▶ SHORT PROBLEM: Show every line in the records below that contains the word "Aktivitäten".

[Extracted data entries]
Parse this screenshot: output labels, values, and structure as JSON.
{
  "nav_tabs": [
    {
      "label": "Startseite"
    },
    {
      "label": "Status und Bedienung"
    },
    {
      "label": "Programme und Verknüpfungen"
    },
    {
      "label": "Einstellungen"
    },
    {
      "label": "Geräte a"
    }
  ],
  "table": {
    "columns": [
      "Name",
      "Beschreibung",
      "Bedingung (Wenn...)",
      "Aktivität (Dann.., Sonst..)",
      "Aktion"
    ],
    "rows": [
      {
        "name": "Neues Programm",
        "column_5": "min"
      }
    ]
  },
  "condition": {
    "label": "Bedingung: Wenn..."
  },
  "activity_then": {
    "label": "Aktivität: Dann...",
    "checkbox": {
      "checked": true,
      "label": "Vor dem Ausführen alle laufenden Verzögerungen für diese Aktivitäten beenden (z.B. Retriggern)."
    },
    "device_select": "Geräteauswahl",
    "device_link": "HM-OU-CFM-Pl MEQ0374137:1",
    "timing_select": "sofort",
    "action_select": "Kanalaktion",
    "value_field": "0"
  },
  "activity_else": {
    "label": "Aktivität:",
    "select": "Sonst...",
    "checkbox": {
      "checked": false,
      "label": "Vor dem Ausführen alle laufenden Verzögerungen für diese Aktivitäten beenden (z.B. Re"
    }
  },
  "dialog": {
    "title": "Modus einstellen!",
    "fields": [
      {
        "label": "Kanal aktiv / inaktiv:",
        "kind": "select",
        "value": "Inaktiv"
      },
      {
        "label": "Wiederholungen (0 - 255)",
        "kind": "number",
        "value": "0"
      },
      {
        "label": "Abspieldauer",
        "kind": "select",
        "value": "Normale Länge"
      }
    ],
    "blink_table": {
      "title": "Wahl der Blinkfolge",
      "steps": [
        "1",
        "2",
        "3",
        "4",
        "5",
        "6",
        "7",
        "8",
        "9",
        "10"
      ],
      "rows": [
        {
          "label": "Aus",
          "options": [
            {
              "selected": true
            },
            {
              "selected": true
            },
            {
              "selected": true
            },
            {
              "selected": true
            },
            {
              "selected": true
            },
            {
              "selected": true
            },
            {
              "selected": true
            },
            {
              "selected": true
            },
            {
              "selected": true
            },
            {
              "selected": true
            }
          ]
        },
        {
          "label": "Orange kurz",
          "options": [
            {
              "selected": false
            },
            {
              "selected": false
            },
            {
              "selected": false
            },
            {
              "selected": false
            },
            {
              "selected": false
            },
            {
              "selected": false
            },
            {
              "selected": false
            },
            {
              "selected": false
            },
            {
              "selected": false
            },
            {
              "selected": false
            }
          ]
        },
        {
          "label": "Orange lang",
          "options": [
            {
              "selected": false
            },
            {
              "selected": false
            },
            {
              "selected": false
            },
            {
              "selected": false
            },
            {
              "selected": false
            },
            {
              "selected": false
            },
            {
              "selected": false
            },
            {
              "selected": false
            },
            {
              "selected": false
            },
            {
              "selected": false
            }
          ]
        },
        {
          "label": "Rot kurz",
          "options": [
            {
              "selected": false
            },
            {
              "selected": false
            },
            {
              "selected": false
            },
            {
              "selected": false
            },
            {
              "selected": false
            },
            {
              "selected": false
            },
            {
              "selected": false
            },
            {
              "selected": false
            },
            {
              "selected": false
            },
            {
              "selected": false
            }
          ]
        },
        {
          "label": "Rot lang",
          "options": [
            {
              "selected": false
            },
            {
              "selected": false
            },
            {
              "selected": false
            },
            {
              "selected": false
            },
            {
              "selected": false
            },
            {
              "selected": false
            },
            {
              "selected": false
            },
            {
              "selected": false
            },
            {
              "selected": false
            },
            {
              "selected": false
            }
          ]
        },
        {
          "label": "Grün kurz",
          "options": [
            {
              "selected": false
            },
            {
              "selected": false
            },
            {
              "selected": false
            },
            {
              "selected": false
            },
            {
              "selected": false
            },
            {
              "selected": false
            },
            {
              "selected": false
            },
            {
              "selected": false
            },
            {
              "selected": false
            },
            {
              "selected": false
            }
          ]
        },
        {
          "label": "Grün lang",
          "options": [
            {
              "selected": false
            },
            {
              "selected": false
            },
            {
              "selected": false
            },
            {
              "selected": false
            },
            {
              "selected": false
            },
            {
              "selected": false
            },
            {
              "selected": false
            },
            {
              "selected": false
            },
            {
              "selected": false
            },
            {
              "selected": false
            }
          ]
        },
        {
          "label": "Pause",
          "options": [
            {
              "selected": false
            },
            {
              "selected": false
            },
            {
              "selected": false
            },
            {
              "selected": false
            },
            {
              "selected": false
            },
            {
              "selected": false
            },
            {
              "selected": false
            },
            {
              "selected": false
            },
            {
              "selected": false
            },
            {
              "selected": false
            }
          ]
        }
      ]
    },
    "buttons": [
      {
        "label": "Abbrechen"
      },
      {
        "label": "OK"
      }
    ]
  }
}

▶ ANSWER TO THIS TASK:
      "label": "Vor dem Ausführen alle laufenden Verzögerungen für diese Aktivitäten beenden (z.B. Retriggern)."
      "label": "Vor dem Ausführen alle laufenden Verzögerungen für diese Aktivitäten beenden (z.B. Re"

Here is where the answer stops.